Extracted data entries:
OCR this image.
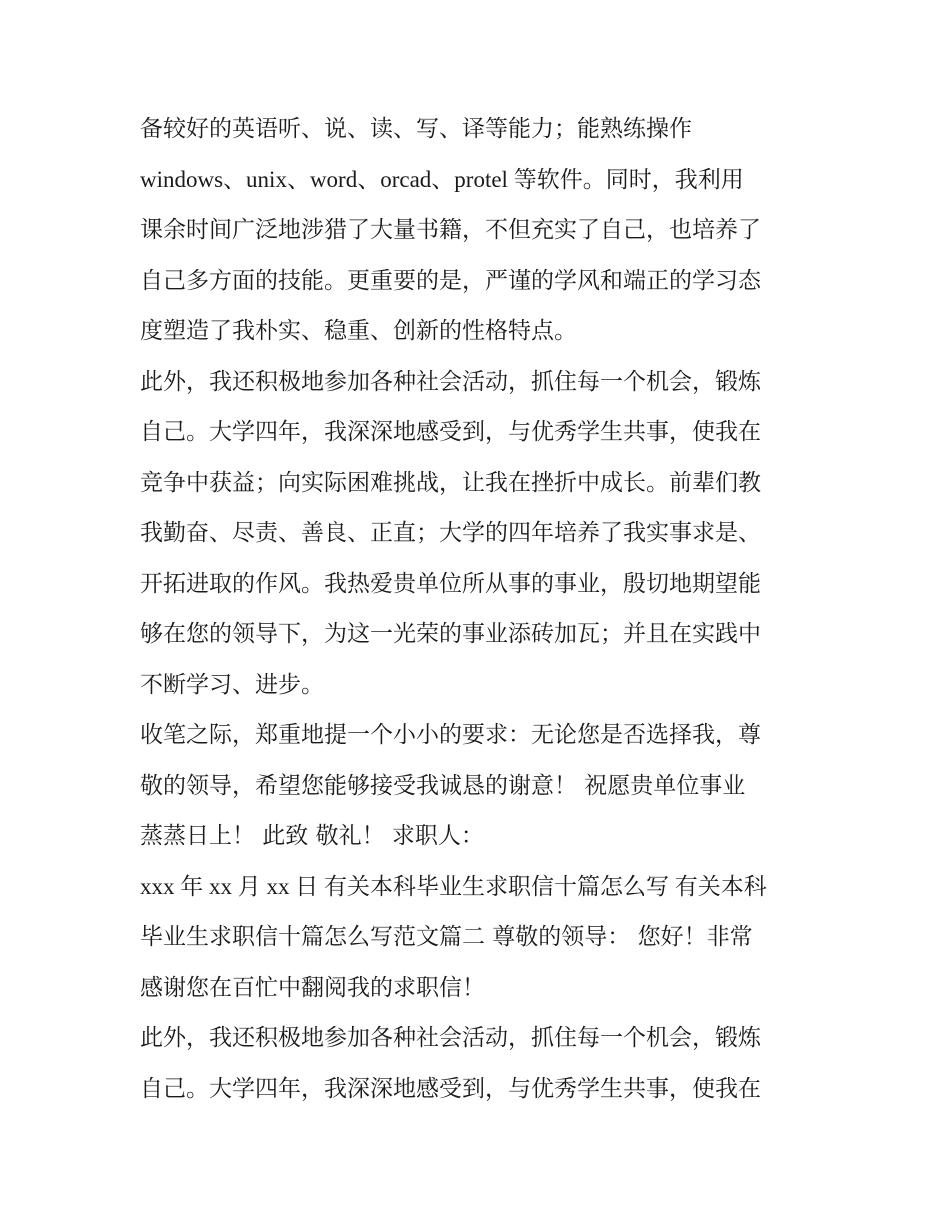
备较好的英语听、说、读、写、译等能力；能熟练操作
windows、unix、word、orcad、protel 等软件。同时，我利用
课余时间广泛地涉猎了大量书籍，不但充实了自己，也培养了
自己多方面的技能。更重要的是，严谨的学风和端正的学习态
度塑造了我朴实、稳重、创新的性格特点。
此外，我还积极地参加各种社会活动，抓住每一个机会，锻炼
自己。大学四年，我深深地感受到，与优秀学生共事，使我在
竞争中获益；向实际困难挑战，让我在挫折中成长。前辈们教
我勤奋、尽责、善良、正直；大学的四年培养了我实事求是、
开拓进取的作风。我热爱贵单位所从事的事业，殷切地期望能
够在您的领导下，为这一光荣的事业添砖加瓦；并且在实践中
不断学习、进步。
收笔之际，郑重地提一个小小的要求：无论您是否选择我，尊
敬的领导，希望您能够接受我诚恳的谢意！ 祝愿贵单位事业
蒸蒸日上！ 此致 敬礼！ 求职人：
xxx 年 xx 月 xx 日 有关本科毕业生求职信十篇怎么写 有关本科
毕业生求职信十篇怎么写范文篇二 尊敬的领导： 您好！非常
感谢您在百忙中翻阅我的求职信！
此外，我还积极地参加各种社会活动，抓住每一个机会，锻炼
自己。大学四年，我深深地感受到，与优秀学生共事，使我在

REQUIRED WORK: Return the material exactly as given, apart from the pictures.

SOLUTION FOR THIS EXERCISE:
OCR this image.
备较好的英语听、说、读、写、译等能力；能熟练操作
windows、unix、word、orcad、protel 等软件。同时，我利用
课余时间广泛地涉猎了大量书籍，不但充实了自己，也培养了
自己多方面的技能。更重要的是，严谨的学风和端正的学习态
度塑造了我朴实、稳重、创新的性格特点。
此外，我还积极地参加各种社会活动，抓住每一个机会，锻炼
自己。大学四年，我深深地感受到，与优秀学生共事，使我在
竞争中获益；向实际困难挑战，让我在挫折中成长。前辈们教
我勤奋、尽责、善良、正直；大学的四年培养了我实事求是、
开拓进取的作风。我热爱贵单位所从事的事业，殷切地期望能
够在您的领导下，为这一光荣的事业添砖加瓦；并且在实践中
不断学习、进步。
收笔之际，郑重地提一个小小的要求：无论您是否选择我，尊
敬的领导，希望您能够接受我诚恳的谢意！ 祝愿贵单位事业
蒸蒸日上！ 此致 敬礼！ 求职人：
xxx 年 xx 月 xx 日 有关本科毕业生求职信十篇怎么写 有关本科
毕业生求职信十篇怎么写范文篇二 尊敬的领导： 您好！非常
感谢您在百忙中翻阅我的求职信！
此外，我还积极地参加各种社会活动，抓住每一个机会，锻炼
自己。大学四年，我深深地感受到，与优秀学生共事，使我在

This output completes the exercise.